▸ **The task**: Your task is to repeat the entries exactly. Leave the pictures out.

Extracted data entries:
<<<<

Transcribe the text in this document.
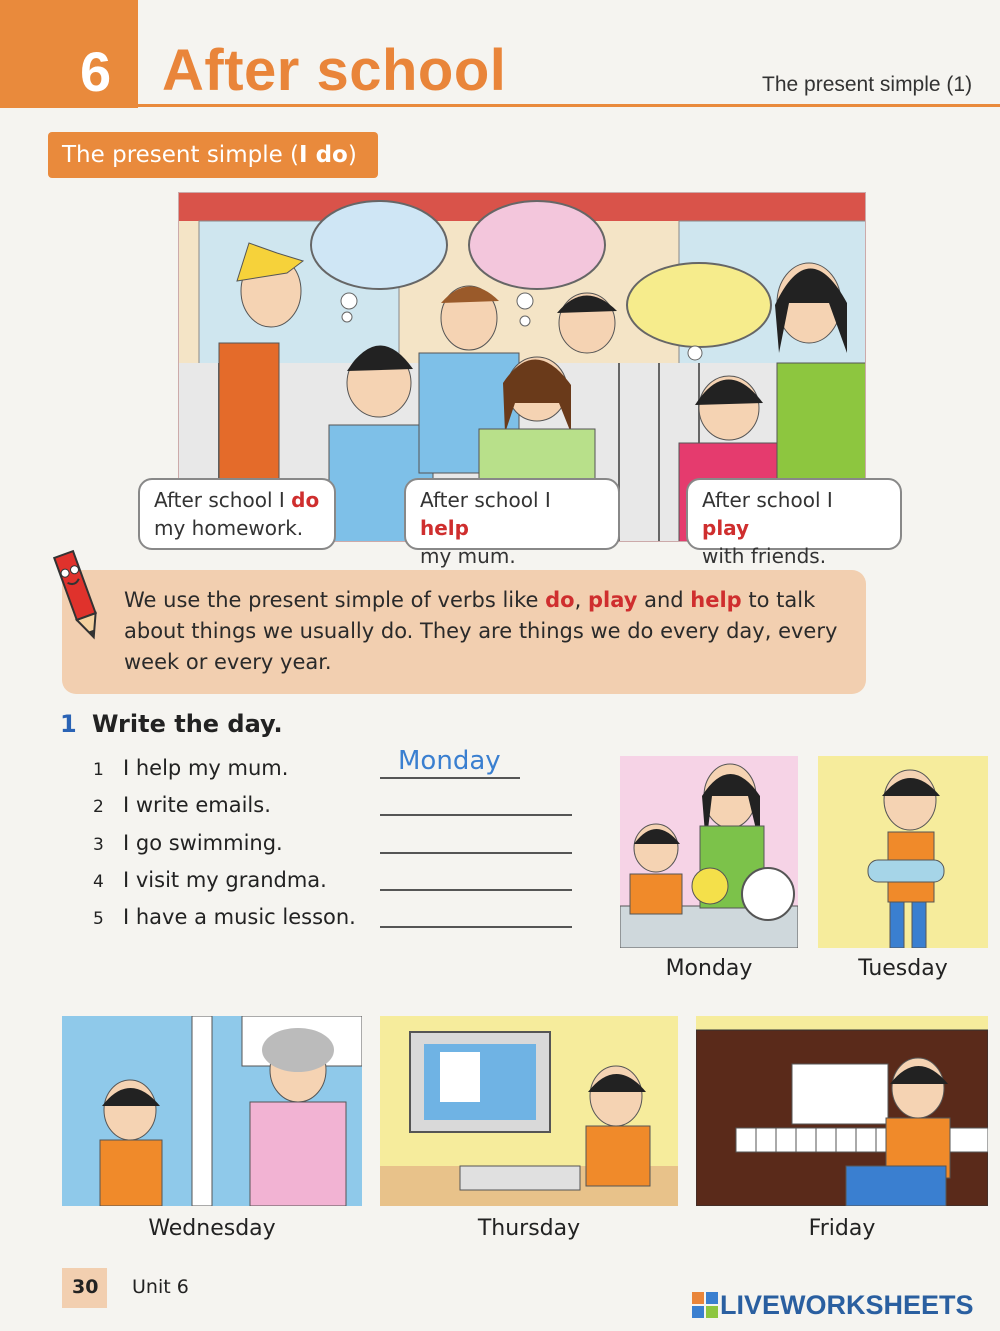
6 After school	The present simple (1)
The present simple (I do)
After school I do
my homework.
After school I help
my mum.
After school I play
with friends.
We use the present simple of verbs like do, play and help to talk about things we usually do. They are things we do every day, every week or every year.
1 Write the day.
1 I help my mum.	Monday
2 I write emails.
3 I go swimming.
4 I visit my grandma.
5 I have a music lesson.
Monday	Tuesday
Wednesday	Thursday	Friday
30 Unit 6
LIVEWORKSHEETS
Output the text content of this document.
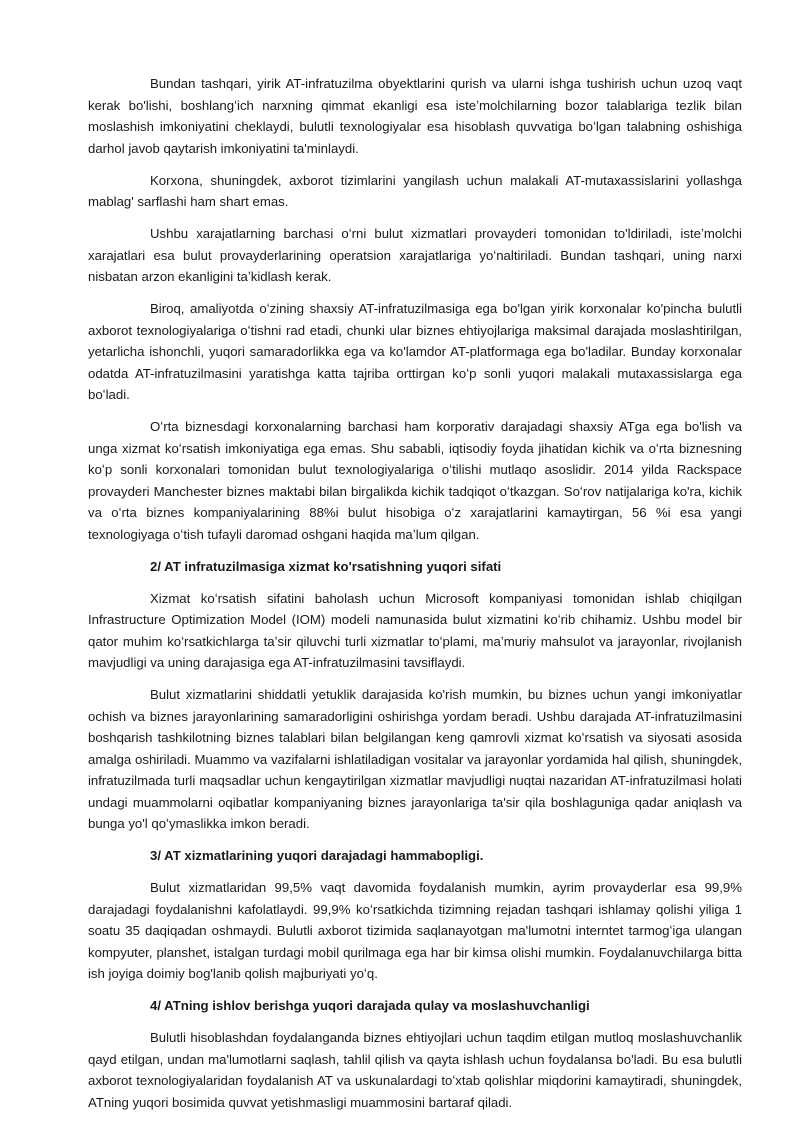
Bundan tashqari, yirik AT-infratuzilma obyektlarini qurish va ularni ishga tushirish uchun uzoq vaqt kerak bo'lishi, boshlangʻich narxning qimmat ekanligi esa isteʼmolchilarning bozor talablariga tezlik bilan moslashish imkoniyatini cheklaydi, bulutli texnologiyalar esa hisoblash quvvatiga boʻlgan talabning oshishiga darhol javob qaytarish imkoniyatini ta'minlaydi.

Korxona, shuningdek, axborot tizimlarini yangilash uchun malakali AT-mutaxassislarini yollashga mablag' sarflashi ham shart emas.

Ushbu xarajatlarning barchasi oʻrni bulut xizmatlari provayderi tomonidan to'ldiriladi, isteʼmolchi xarajatlari esa bulut provayderlarining operatsion xarajatlariga yoʻnaltiriladi. Bundan tashqari, uning narxi nisbatan arzon ekanligini taʼkidlash kerak.

Biroq, amaliyotda oʻzining shaxsiy AT-infratuzilmasiga ega bo'lgan yirik korxonalar ko'pincha bulutli axborot texnologiyalariga oʻtishni rad etadi, chunki ular biznes ehtiyojlariga maksimal darajada moslashtirilgan, yetarlicha ishonchli, yuqori samaradorlikka ega va ko'lamdor AT-platformaga ega bo'ladilar. Bunday korxonalar odatda AT-infratuzilmasini yaratishga katta tajriba orttirgan koʻp sonli yuqori malakali mutaxassislarga ega boʻladi.

Oʻrta biznesdagi korxonalarning barchasi ham korporativ darajadagi shaxsiy ATga ega bo'lish va unga xizmat koʻrsatish imkoniyatiga ega emas. Shu sababli, iqtisodiy foyda jihatidan kichik va oʻrta biznesning koʻp sonli korxonalari tomonidan bulut texnologiyalariga oʻtilishi mutlaqo asoslidir. 2014 yilda Rackspace provayderi Manchester biznes maktabi bilan birgalikda kichik tadqiqot oʻtkazgan. Soʻrov natijalariga ko'ra, kichik va oʻrta biznes kompaniyalarining 88%i bulut hisobiga oʻz xarajatlarini kamaytirgan, 56 %i esa yangi texnologiyaga oʻtish tufayli daromad oshgani haqida maʼlum qilgan.

2/ AT infratuzilmasiga xizmat ko'rsatishning yuqori sifati

Xizmat koʻrsatish sifatini baholash uchun Microsoft kompaniyasi tomonidan ishlab chiqilgan Infrastructure Optimization Model (IOM) modeli namunasida bulut xizmatini koʻrib chihamiz. Ushbu model bir qator muhim koʻrsatkichlarga taʼsir qiluvchi turli xizmatlar toʻplami, maʼmuriy mahsulot va jarayonlar, rivojlanish mavjudligi va uning darajasiga ega AT-infratuzilmasini tavsiflaydi.

Bulut xizmatlarini shiddatli yetuklik darajasida ko'rish mumkin, bu biznes uchun yangi imkoniyatlar ochish va biznes jarayonlarining samaradorligini oshirishga yordam beradi. Ushbu darajada AT-infratuzilmasini boshqarish tashkilotning biznes talablari bilan belgilangan keng qamrovli xizmat koʻrsatish va siyosati asosida amalga oshiriladi. Muammo va vazifalarni ishlatiladigan vositalar va jarayonlar yordamida hal qilish, shuningdek, infratuzilmada turli maqsadlar uchun kengaytirilgan xizmatlar mavjudligi nuqtai nazaridan AT-infratuzilmasi holati undagi muammolarni oqibatlar kompaniyaning biznes jarayonlariga ta'sir qila boshlaguniga qadar aniqlash va bunga yo'l qoʻymaslikka imkon beradi.

3/ AT xizmatlarining yuqori darajadagi hammabopligi.

Bulut xizmatlaridan 99,5% vaqt davomida foydalanish mumkin, ayrim provayderlar esa 99,9% darajadagi foydalanishni kafolatlaydi. 99,9% koʻrsatkichda tizimning rejadan tashqari ishlamay qolishi yiliga 1 soatu 35 daqiqadan oshmaydi. Bulutli axborot tizimida saqlanayotgan ma'lumotni interntet tarmogʻiga ulangan kompyuter, planshet, istalgan turdagi mobil qurilmaga ega har bir kimsa olishi mumkin. Foydalanuvchilarga bitta ish joyiga doimiy bog'lanib qolish majburiyati yoʻq.

4/ ATning ishlov berishga yuqori darajada qulay va moslashuvchanligi

Bulutli hisoblashdan foydalanganda biznes ehtiyojlari uchun taqdim etilgan mutloq moslashuvchanlik qayd etilgan, undan ma'lumotlarni saqlash, tahlil qilish va qayta ishlash uchun foydalansa bo'ladi. Bu esa bulutli axborot texnologiyalaridan foydalanish AT va uskunalardagi toʻxtab qolishlar miqdorini kamaytiradi, shuningdek, ATning yuqori bosimida quvvat yetishmasligi muammosini bartaraf qiladi.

>>>>

▸ **Result of this exercise**:
Transcribe the text in this document.
6 After school	The present simple (1)
The present simple (I do)
After school I do
my homework.
After school I help
my mum.
After school I play
with friends.
We use the present simple of verbs like do, play and help to talk about things we usually do. They are things we do every day, every week or every year.
1 Write the day.
1 I help my mum.	Monday
2 I write emails.
3 I go swimming.
4 I visit my grandma.
5 I have a music lesson.
Monday	Tuesday
Wednesday	Thursday	Friday
30 Unit 6
LIVEWORKSHEETS
Output the text content of this document.
Bundan tashqari, yirik AT-infratuzilma obyektlarini qurish va ularni ishga tushirish uchun uzoq vaqt kerak bo'lishi, boshlangʻich narxning qimmat ekanligi esa isteʼmolchilarning bozor talablariga tezlik bilan moslashish imkoniyatini cheklaydi, bulutli texnologiyalar esa hisoblash quvvatiga boʻlgan talabning oshishiga darhol javob qaytarish imkoniyatini ta'minlaydi.

Korxona, shuningdek, axborot tizimlarini yangilash uchun malakali AT-mutaxassislarini yollashga mablag' sarflashi ham shart emas.

Ushbu xarajatlarning barchasi oʻrni bulut xizmatlari provayderi tomonidan to'ldiriladi, isteʼmolchi xarajatlari esa bulut provayderlarining operatsion xarajatlariga yoʻnaltiriladi. Bundan tashqari, uning narxi nisbatan arzon ekanligini taʼkidlash kerak.

Biroq, amaliyotda oʻzining shaxsiy AT-infratuzilmasiga ega bo'lgan yirik korxonalar ko'pincha bulutli axborot texnologiyalariga oʻtishni rad etadi, chunki ular biznes ehtiyojlariga maksimal darajada moslashtirilgan, yetarlicha ishonchli, yuqori samaradorlikka ega va ko'lamdor AT-platformaga ega bo'ladilar. Bunday korxonalar odatda AT-infratuzilmasini yaratishga katta tajriba orttirgan koʻp sonli yuqori malakali mutaxassislarga ega boʻladi.

Oʻrta biznesdagi korxonalarning barchasi ham korporativ darajadagi shaxsiy ATga ega bo'lish va unga xizmat koʻrsatish imkoniyatiga ega emas. Shu sababli, iqtisodiy foyda jihatidan kichik va oʻrta biznesning koʻp sonli korxonalari tomonidan bulut texnologiyalariga oʻtilishi mutlaqo asoslidir. 2014 yilda Rackspace provayderi Manchester biznes maktabi bilan birgalikda kichik tadqiqot oʻtkazgan. Soʻrov natijalariga ko'ra, kichik va oʻrta biznes kompaniyalarining 88%i bulut hisobiga oʻz xarajatlarini kamaytirgan, 56 %i esa yangi texnologiyaga oʻtish tufayli daromad oshgani haqida maʼlum qilgan.

2/ AT infratuzilmasiga xizmat ko'rsatishning yuqori sifati

Xizmat koʻrsatish sifatini baholash uchun Microsoft kompaniyasi tomonidan ishlab chiqilgan Infrastructure Optimization Model (IOM) modeli namunasida bulut xizmatini koʻrib chihamiz. Ushbu model bir qator muhim koʻrsatkichlarga taʼsir qiluvchi turli xizmatlar toʻplami, maʼmuriy mahsulot va jarayonlar, rivojlanish mavjudligi va uning darajasiga ega AT-infratuzilmasini tavsiflaydi.

Bulut xizmatlarini shiddatli yetuklik darajasida ko'rish mumkin, bu biznes uchun yangi imkoniyatlar ochish va biznes jarayonlarining samaradorligini oshirishga yordam beradi. Ushbu darajada AT-infratuzilmasini boshqarish tashkilotning biznes talablari bilan belgilangan keng qamrovli xizmat koʻrsatish va siyosati asosida amalga oshiriladi. Muammo va vazifalarni ishlatiladigan vositalar va jarayonlar yordamida hal qilish, shuningdek, infratuzilmada turli maqsadlar uchun kengaytirilgan xizmatlar mavjudligi nuqtai nazaridan AT-infratuzilmasi holati undagi muammolarni oqibatlar kompaniyaning biznes jarayonlariga ta'sir qila boshlaguniga qadar aniqlash va bunga yo'l qoʻymaslikka imkon beradi.

3/ AT xizmatlarining yuqori darajadagi hammabopligi.

Bulut xizmatlaridan 99,5% vaqt davomida foydalanish mumkin, ayrim provayderlar esa 99,9% darajadagi foydalanishni kafolatlaydi. 99,9% koʻrsatkichda tizimning rejadan tashqari ishlamay qolishi yiliga 1 soatu 35 daqiqadan oshmaydi. Bulutli axborot tizimida saqlanayotgan ma'lumotni interntet tarmogʻiga ulangan kompyuter, planshet, istalgan turdagi mobil qurilmaga ega har bir kimsa olishi mumkin. Foydalanuvchilarga bitta ish joyiga doimiy bog'lanib qolish majburiyati yoʻq.

4/ ATning ishlov berishga yuqori darajada qulay va moslashuvchanligi

Bulutli hisoblashdan foydalanganda biznes ehtiyojlari uchun taqdim etilgan mutloq moslashuvchanlik qayd etilgan, undan ma'lumotlarni saqlash, tahlil qilish va qayta ishlash uchun foydalansa bo'ladi. Bu esa bulutli axborot texnologiyalaridan foydalanish AT va uskunalardagi toʻxtab qolishlar miqdorini kamaytiradi, shuningdek, ATning yuqori bosimida quvvat yetishmasligi muammosini bartaraf qiladi.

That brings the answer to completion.